◆ What this task involves
Gather the lines from the material that contain "avant".

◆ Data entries
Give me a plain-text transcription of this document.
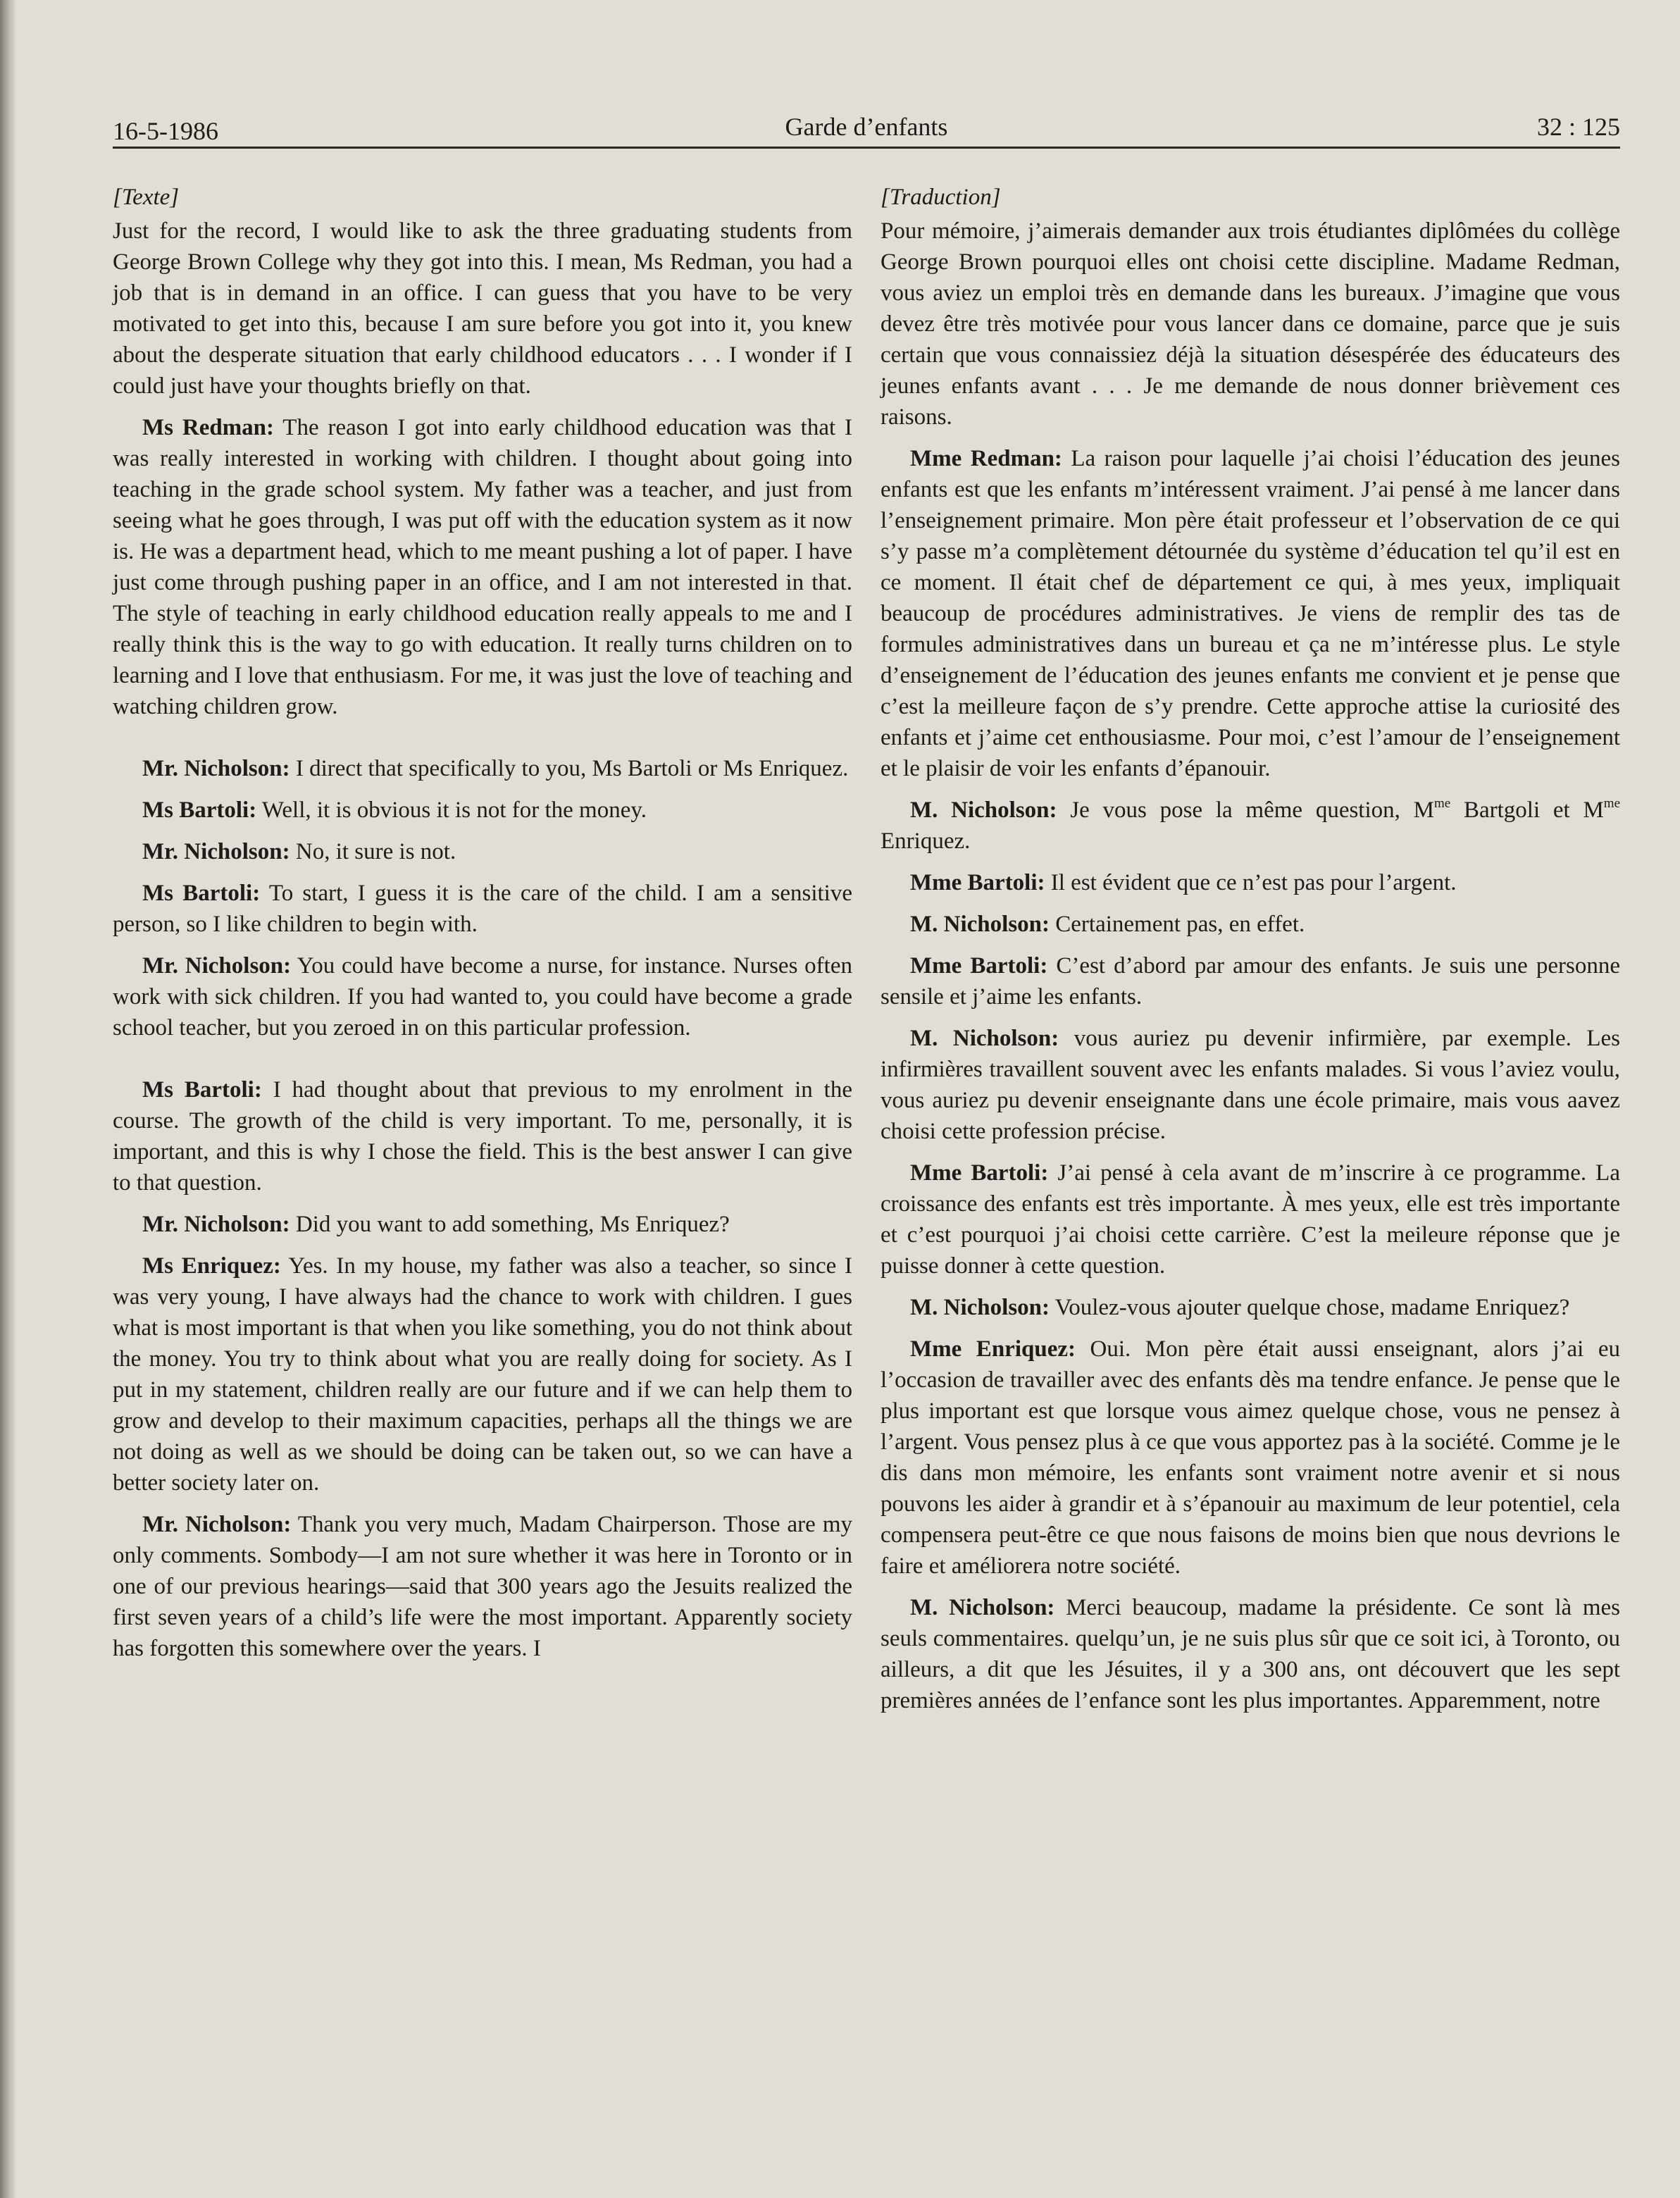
16-5-1986	Garde d’enfants	32 : 125

[Texte]

Just for the record, I would like to ask the three graduating students from George Brown College why they got into this. I mean, Ms Redman, you had a job that is in demand in an office. I can guess that you have to be very motivated to get into this, because I am sure before you got into it, you knew about the desperate situation that early childhood educators . . . I wonder if I could just have your thoughts briefly on that.

Ms Redman: The reason I got into early childhood education was that I was really interested in working with children. I thought about going into teaching in the grade school system. My father was a teacher, and just from seeing what he goes through, I was put off with the education system as it now is. He was a department head, which to me meant pushing a lot of paper. I have just come through pushing paper in an office, and I am not interested in that. The style of teaching in early childhood education really appeals to me and I really think this is the way to go with education. It really turns children on to learning and I love that enthusiasm. For me, it was just the love of teaching and watching children grow.

Mr. Nicholson: I direct that specifically to you, Ms Bartoli or Ms Enriquez.

Ms Bartoli: Well, it is obvious it is not for the money.

Mr. Nicholson: No, it sure is not.

Ms Bartoli: To start, I guess it is the care of the child. I am a sensitive person, so I like children to begin with.

Mr. Nicholson: You could have become a nurse, for instance. Nurses often work with sick children. If you had wanted to, you could have become a grade school teacher, but you zeroed in on this particular profession.

Ms Bartoli: I had thought about that previous to my enrolment in the course. The growth of the child is very important. To me, personally, it is important, and this is why I chose the field. This is the best answer I can give to that question.

Mr. Nicholson: Did you want to add something, Ms Enriquez?

Ms Enriquez: Yes. In my house, my father was also a teacher, so since I was very young, I have always had the chance to work with children. I gues what is most important is that when you like something, you do not think about the money. You try to think about what you are really doing for society. As I put in my statement, children really are our future and if we can help them to grow and develop to their maximum capacities, perhaps all the things we are not doing as well as we should be doing can be taken out, so we can have a better society later on.

Mr. Nicholson: Thank you very much, Madam Chairperson. Those are my only comments. Sombody—I am not sure whether it was here in Toronto or in one of our previous hearings—said that 300 years ago the Jesuits realized the first seven years of a child’s life were the most important. Apparently society has forgotten this somewhere over the years. I

[Traduction]

Pour mémoire, j’aimerais demander aux trois étudiantes diplômées du collège George Brown pourquoi elles ont choisi cette discipline. Madame Redman, vous aviez un emploi très en demande dans les bureaux. J’imagine que vous devez être très motivée pour vous lancer dans ce domaine, parce que je suis certain que vous connaissiez déjà la situation désespérée des éducateurs des jeunes enfants avant . . . Je me demande de nous donner brièvement ces raisons.

Mme Redman: La raison pour laquelle j’ai choisi l’éducation des jeunes enfants est que les enfants m’intéressent vraiment. J’ai pensé à me lancer dans l’enseignement primaire. Mon père était professeur et l’observation de ce qui s’y passe m’a complètement détournée du système d’éducation tel qu’il est en ce moment. Il était chef de département ce qui, à mes yeux, impliquait beaucoup de procédures administratives. Je viens de remplir des tas de formules administratives dans un bureau et ça ne m’intéresse plus. Le style d’enseignement de l’éducation des jeunes enfants me convient et je pense que c’est la meilleure façon de s’y prendre. Cette approche attise la curiosité des enfants et j’aime cet enthousiasme. Pour moi, c’est l’amour de l’enseignement et le plaisir de voir les enfants d’épanouir.

M. Nicholson: Je vous pose la même question, $M^{me}$ Bartgoli et $M^{me}$ Enriquez.

Mme Bartoli: Il est évident que ce n’est pas pour l’argent.

M. Nicholson: Certainement pas, en effet.

Mme Bartoli: C’est d’abord par amour des enfants. Je suis une personne sensile et j’aime les enfants.

M. Nicholson: vous auriez pu devenir infirmière, par exemple. Les infirmières travaillent souvent avec les enfants malades. Si vous l’aviez voulu, vous auriez pu devenir enseignante dans une école primaire, mais vous aavez choisi cette profession précise.

Mme Bartoli: J’ai pensé à cela avant de m’inscrire à ce programme. La croissance des enfants est très importante. À mes yeux, elle est très importante et c’est pourquoi j’ai choisi cette carrière. C’est la meileure réponse que je puisse donner à cette question.

M. Nicholson: Voulez-vous ajouter quelque chose, madame Enriquez?

Mme Enriquez: Oui. Mon père était aussi enseignant, alors j’ai eu l’occasion de travailler avec des enfants dès ma tendre enfance. Je pense que le plus important est que lorsque vous aimez quelque chose, vous ne pensez à l’argent. Vous pensez plus à ce que vous apportez pas à la société. Comme je le dis dans mon mémoire, les enfants sont vraiment notre avenir et si nous pouvons les aider à grandir et à s’épanouir au maximum de leur potentiel, cela compensera peut-être ce que nous faisons de moins bien que nous devrions le faire et améliorera notre société.

M. Nicholson: Merci beaucoup, madame la présidente. Ce sont là mes seuls commentaires. quelqu’un, je ne suis plus sûr que ce soit ici, à Toronto, ou ailleurs, a dit que les Jésuites, il y a 300 ans, ont découvert que les sept premières années de l’enfance sont les plus importantes. Apparemment, notre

◆ Result of this task
Pour mémoire, j’aimerais demander aux trois étudiantes diplômées du collège George Brown pourquoi elles ont choisi cette discipline. Madame Redman, vous aviez un emploi très en demande dans les bureaux. J’imagine que vous devez être très motivée pour vous lancer dans ce domaine, parce que je suis certain que vous connaissiez déjà la situation désespérée des éducateurs des jeunes enfants avant . . . Je me demande de nous donner brièvement ces raisons.
Mme Bartoli: J’ai pensé à cela avant de m’inscrire à ce programme. La croissance des enfants est très importante. À mes yeux, elle est très importante et c’est pourquoi j’ai choisi cette carrière. C’est la meileure réponse que je puisse donner à cette question.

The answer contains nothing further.